* [The request] Find the lines with "bilgil" in them and copy them out.

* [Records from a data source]
— START —

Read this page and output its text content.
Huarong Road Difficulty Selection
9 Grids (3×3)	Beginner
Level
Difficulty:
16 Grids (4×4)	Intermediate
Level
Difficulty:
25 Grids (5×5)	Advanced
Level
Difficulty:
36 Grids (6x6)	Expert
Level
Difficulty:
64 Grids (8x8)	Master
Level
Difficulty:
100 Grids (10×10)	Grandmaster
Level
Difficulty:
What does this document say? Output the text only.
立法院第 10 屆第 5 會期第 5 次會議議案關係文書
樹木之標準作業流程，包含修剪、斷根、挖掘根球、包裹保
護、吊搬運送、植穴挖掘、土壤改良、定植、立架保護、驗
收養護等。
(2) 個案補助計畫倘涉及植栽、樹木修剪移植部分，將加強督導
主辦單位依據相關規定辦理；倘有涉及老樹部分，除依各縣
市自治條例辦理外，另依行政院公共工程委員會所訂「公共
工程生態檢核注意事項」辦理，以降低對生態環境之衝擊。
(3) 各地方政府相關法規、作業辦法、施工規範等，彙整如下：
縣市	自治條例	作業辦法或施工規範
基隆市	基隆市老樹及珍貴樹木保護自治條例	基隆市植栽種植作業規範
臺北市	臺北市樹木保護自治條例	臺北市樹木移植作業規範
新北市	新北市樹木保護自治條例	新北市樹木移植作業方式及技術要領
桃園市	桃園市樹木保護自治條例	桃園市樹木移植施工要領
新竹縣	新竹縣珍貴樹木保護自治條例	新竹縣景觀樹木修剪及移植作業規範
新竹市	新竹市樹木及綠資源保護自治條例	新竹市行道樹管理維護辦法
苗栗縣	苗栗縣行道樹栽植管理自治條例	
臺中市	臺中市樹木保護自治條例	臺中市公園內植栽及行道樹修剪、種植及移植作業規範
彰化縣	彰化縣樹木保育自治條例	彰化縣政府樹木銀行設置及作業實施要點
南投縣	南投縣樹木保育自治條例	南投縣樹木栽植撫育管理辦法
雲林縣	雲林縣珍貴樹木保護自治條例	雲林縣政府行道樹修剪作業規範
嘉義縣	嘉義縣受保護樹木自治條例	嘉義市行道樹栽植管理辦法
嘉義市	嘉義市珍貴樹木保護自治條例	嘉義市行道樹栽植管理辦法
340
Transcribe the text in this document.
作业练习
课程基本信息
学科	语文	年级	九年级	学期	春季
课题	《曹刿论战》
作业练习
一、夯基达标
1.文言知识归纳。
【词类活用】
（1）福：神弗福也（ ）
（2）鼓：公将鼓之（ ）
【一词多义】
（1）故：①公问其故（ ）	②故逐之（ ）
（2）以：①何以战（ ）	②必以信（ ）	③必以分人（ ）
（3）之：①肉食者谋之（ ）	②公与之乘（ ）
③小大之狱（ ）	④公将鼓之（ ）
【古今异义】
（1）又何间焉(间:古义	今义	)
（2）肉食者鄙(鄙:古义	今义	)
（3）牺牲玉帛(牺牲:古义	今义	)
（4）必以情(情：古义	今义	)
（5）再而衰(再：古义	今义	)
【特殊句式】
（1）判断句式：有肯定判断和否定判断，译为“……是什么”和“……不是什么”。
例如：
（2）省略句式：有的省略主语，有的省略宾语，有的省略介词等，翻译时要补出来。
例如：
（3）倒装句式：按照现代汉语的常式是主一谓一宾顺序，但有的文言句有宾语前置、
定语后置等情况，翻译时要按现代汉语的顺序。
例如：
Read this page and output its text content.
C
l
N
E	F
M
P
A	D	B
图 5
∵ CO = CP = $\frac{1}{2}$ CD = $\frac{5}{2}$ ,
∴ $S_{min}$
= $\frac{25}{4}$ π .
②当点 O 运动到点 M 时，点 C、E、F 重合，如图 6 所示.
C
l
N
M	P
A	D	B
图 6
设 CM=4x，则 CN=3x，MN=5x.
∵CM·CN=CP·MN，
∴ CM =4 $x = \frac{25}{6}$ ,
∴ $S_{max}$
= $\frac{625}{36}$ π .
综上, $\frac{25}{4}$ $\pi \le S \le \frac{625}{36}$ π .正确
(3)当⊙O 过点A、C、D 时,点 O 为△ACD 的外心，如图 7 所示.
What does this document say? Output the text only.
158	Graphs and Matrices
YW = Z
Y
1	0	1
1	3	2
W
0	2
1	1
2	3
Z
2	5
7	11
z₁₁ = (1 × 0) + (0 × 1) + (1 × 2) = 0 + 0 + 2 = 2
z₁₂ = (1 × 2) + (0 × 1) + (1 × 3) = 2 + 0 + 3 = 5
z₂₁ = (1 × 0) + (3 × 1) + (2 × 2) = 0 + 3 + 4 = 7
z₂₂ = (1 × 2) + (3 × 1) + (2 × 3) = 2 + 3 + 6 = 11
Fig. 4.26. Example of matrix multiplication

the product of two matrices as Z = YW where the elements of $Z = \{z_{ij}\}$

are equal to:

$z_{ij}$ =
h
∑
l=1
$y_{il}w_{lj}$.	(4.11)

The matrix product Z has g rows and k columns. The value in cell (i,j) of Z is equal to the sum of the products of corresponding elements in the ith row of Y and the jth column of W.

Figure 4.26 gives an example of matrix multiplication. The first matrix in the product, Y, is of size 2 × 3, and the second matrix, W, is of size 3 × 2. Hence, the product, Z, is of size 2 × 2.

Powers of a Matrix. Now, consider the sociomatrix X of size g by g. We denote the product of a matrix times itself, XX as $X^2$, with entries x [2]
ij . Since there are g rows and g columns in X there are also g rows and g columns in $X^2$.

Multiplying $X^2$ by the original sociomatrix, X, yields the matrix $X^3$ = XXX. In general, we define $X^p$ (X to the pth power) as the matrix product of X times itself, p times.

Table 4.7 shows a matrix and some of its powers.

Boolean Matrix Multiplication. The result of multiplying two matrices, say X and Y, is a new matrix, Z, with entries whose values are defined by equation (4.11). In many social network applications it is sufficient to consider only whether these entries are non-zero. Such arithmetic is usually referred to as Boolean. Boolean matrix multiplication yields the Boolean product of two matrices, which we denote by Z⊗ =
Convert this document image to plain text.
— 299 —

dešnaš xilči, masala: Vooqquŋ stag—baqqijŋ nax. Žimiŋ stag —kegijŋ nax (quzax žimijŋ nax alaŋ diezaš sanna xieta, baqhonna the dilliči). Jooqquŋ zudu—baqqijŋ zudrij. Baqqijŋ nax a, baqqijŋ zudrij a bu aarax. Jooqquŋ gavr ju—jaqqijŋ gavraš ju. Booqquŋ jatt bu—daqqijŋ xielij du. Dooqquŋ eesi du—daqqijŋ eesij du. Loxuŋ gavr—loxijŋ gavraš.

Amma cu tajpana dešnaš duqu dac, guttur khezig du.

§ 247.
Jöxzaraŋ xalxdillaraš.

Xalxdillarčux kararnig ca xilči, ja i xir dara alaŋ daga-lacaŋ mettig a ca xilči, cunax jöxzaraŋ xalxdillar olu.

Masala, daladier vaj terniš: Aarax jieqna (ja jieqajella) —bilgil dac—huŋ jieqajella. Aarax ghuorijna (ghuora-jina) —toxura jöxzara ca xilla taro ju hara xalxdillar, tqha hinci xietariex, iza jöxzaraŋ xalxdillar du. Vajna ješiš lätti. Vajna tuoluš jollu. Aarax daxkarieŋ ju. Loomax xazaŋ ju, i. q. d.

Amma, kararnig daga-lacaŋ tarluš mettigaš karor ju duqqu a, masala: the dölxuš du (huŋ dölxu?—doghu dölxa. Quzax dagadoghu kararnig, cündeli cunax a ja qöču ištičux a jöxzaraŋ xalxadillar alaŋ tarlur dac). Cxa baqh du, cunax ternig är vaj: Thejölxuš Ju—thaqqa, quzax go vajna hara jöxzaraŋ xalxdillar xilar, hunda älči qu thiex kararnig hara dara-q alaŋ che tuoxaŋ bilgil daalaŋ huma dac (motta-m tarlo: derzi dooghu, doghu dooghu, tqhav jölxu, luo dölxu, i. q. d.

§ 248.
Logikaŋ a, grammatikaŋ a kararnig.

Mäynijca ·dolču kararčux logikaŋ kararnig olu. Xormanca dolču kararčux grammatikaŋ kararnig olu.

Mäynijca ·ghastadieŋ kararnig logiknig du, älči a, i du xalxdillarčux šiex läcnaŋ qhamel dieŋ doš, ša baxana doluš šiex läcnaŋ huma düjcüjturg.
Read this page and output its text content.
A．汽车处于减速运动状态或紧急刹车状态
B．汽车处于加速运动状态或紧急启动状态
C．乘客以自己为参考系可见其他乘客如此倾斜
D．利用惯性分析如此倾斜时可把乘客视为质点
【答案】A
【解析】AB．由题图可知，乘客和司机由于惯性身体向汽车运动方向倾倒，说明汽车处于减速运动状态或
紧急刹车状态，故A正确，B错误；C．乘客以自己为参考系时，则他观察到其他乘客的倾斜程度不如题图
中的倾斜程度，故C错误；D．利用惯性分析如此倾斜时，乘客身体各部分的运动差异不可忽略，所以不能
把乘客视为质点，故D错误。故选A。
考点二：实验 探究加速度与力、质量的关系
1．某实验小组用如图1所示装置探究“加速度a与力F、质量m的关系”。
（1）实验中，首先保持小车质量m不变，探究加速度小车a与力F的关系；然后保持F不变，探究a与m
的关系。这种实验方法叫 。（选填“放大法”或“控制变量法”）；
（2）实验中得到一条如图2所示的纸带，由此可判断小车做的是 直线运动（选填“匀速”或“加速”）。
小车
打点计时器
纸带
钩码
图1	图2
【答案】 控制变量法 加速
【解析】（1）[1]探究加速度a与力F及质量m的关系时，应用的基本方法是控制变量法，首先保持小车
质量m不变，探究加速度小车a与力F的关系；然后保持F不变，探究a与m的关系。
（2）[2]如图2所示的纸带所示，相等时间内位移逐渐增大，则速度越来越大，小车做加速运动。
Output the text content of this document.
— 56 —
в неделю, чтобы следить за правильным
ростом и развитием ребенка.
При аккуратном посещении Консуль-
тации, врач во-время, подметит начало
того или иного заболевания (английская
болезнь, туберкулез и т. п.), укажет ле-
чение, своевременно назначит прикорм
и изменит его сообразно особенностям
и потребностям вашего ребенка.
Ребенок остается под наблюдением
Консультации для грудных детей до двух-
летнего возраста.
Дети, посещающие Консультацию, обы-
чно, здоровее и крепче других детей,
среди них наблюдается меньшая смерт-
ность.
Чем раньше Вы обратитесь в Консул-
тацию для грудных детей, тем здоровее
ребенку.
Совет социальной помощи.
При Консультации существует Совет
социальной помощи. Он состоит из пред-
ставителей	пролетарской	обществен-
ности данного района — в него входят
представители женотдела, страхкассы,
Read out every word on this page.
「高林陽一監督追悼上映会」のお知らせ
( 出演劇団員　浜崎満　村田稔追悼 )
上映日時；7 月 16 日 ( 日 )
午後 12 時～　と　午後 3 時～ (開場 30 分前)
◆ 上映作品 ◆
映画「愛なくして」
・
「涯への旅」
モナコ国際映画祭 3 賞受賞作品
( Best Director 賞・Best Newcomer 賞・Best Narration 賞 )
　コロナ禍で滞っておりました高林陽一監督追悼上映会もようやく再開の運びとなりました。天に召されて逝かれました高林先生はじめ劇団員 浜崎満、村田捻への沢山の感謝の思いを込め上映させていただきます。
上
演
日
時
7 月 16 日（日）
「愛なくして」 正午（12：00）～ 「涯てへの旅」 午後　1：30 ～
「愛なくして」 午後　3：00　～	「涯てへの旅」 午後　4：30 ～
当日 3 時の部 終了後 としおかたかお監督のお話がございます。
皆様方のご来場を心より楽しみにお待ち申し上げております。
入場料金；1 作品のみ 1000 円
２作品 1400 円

— END —

* [Full answer]
Masala, daladier vaj terniš: Aarax jieqna (ja jieqajella) —bilgil dac—huŋ jieqajella. Aarax ghuorijna (ghuora-jina) —toxura jöxzara ca xilla taro ju hara xalxdillar, tqha hinci xietariex, iza jöxzaraŋ xalxdillar du. Vajna ješiš lätti. Vajna tuoluš jollu. Aarax daxkarieŋ ju. Loomax xazaŋ ju, i. q. d.
Amma, kararnig daga-lacaŋ tarluš mettigaš karor ju duqqu a, masala: the dölxuš du (huŋ dölxu?—doghu dölxa. Quzax dagadoghu kararnig, cündeli cunax a ja qöču ištičux a jöxzaraŋ xalxadillar alaŋ tarlur dac). Cxa baqh du, cunax ternig är vaj: Thejölxuš Ju—thaqqa, quzax go vajna hara jöxzaraŋ xalxdillar xilar, hunda älči qu thiex kararnig hara dara-q alaŋ che tuoxaŋ bilgil daalaŋ huma dac (motta-m tarlo: derzi dooghu, doghu dooghu, tqhav jölxu, luo dölxu, i. q. d.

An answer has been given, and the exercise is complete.